▶ **Records for the task**
————
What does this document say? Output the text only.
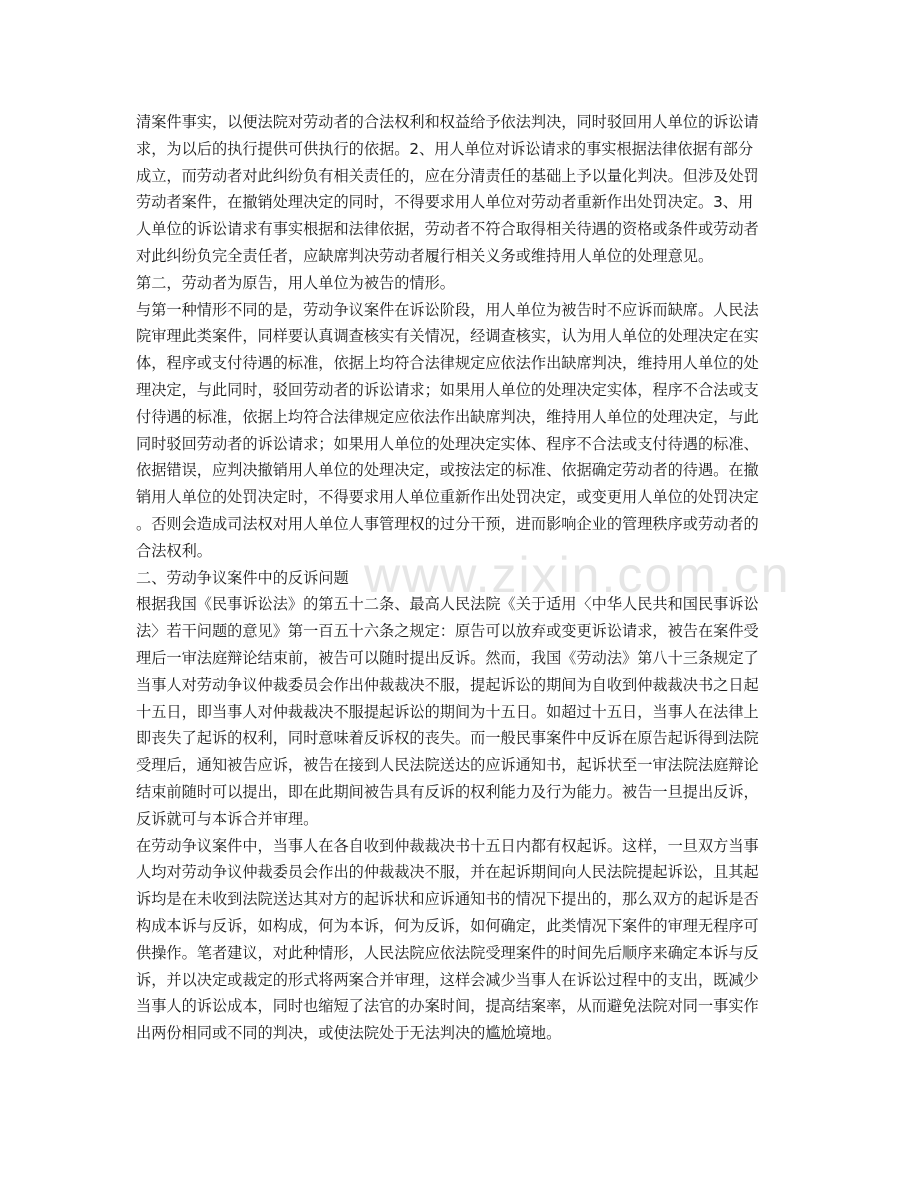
www.zixin.com.cn
清案件事实，以便法院对劳动者的合法权利和权益给予依法判决，同时驳回用人单位的诉讼请
求，为以后的执行提供可供执行的依据。2、用人单位对诉讼请求的事实根据法律依据有部分
成立，而劳动者对此纠纷负有相关责任的，应在分清责任的基础上予以量化判决。但涉及处罚
劳动者案件，在撤销处理决定的同时，不得要求用人单位对劳动者重新作出处罚决定。3、用
人单位的诉讼请求有事实根据和法律依据，劳动者不符合取得相关待遇的资格或条件或劳动者
对此纠纷负完全责任者，应缺席判决劳动者履行相关义务或维持用人单位的处理意见。
第二，劳动者为原告，用人单位为被告的情形。
与第一种情形不同的是，劳动争议案件在诉讼阶段，用人单位为被告时不应诉而缺席。人民法
院审理此类案件，同样要认真调查核实有关情况，经调查核实，认为用人单位的处理决定在实
体，程序或支付待遇的标准，依据上均符合法律规定应依法作出缺席判决，维持用人单位的处
理决定，与此同时，驳回劳动者的诉讼请求；如果用人单位的处理决定实体，程序不合法或支
付待遇的标准，依据上均符合法律规定应依法作出缺席判决，维持用人单位的处理决定，与此
同时驳回劳动者的诉讼请求；如果用人单位的处理决定实体、程序不合法或支付待遇的标准、
依据错误，应判决撤销用人单位的处理决定，或按法定的标准、依据确定劳动者的待遇。在撤
销用人单位的处罚决定时，不得要求用人单位重新作出处罚决定，或变更用人单位的处罚决定
。否则会造成司法权对用人单位人事管理权的过分干预，进而影响企业的管理秩序或劳动者的
合法权利。
二、劳动争议案件中的反诉问题
根据我国《民事诉讼法》的第五十二条、最高人民法院《关于适用〈中华人民共和国民事诉讼
法〉若干问题的意见》第一百五十六条之规定：原告可以放弃或变更诉讼请求，被告在案件受
理后一审法庭辩论结束前，被告可以随时提出反诉。然而，我国《劳动法》第八十三条规定了
当事人对劳动争议仲裁委员会作出仲裁裁决不服，提起诉讼的期间为自收到仲裁裁决书之日起
十五日，即当事人对仲裁裁决不服提起诉讼的期间为十五日。如超过十五日，当事人在法律上
即丧失了起诉的权利，同时意味着反诉权的丧失。而一般民事案件中反诉在原告起诉得到法院
受理后，通知被告应诉，被告在接到人民法院送达的应诉通知书，起诉状至一审法院法庭辩论
结束前随时可以提出，即在此期间被告具有反诉的权利能力及行为能力。被告一旦提出反诉，
反诉就可与本诉合并审理。
在劳动争议案件中，当事人在各自收到仲裁裁决书十五日内都有权起诉。这样，一旦双方当事
人均对劳动争议仲裁委员会作出的仲裁裁决不服，并在起诉期间向人民法院提起诉讼，且其起
诉均是在未收到法院送达其对方的起诉状和应诉通知书的情况下提出的，那么双方的起诉是否
构成本诉与反诉，如构成，何为本诉，何为反诉，如何确定，此类情况下案件的审理无程序可
供操作。笔者建议，对此种情形，人民法院应依法院受理案件的时间先后顺序来确定本诉与反
诉，并以决定或裁定的形式将两案合并审理，这样会减少当事人在诉讼过程中的支出，既减少
当事人的诉讼成本，同时也缩短了法官的办案时间，提高结案率，从而避免法院对同一事实作
出两份相同或不同的判决，或使法院处于无法判决的尴尬境地。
————
▶ **Problem to solve**
Show all lines from the listing above in which "依据上均符合法律规定应依法作出缺席判决" appears.

▶ **Solution**
体，程序或支付待遇的标准，依据上均符合法律规定应依法作出缺席判决，维持用人单位的处
付待遇的标准，依据上均符合法律规定应依法作出缺席判决，维持用人单位的处理决定，与此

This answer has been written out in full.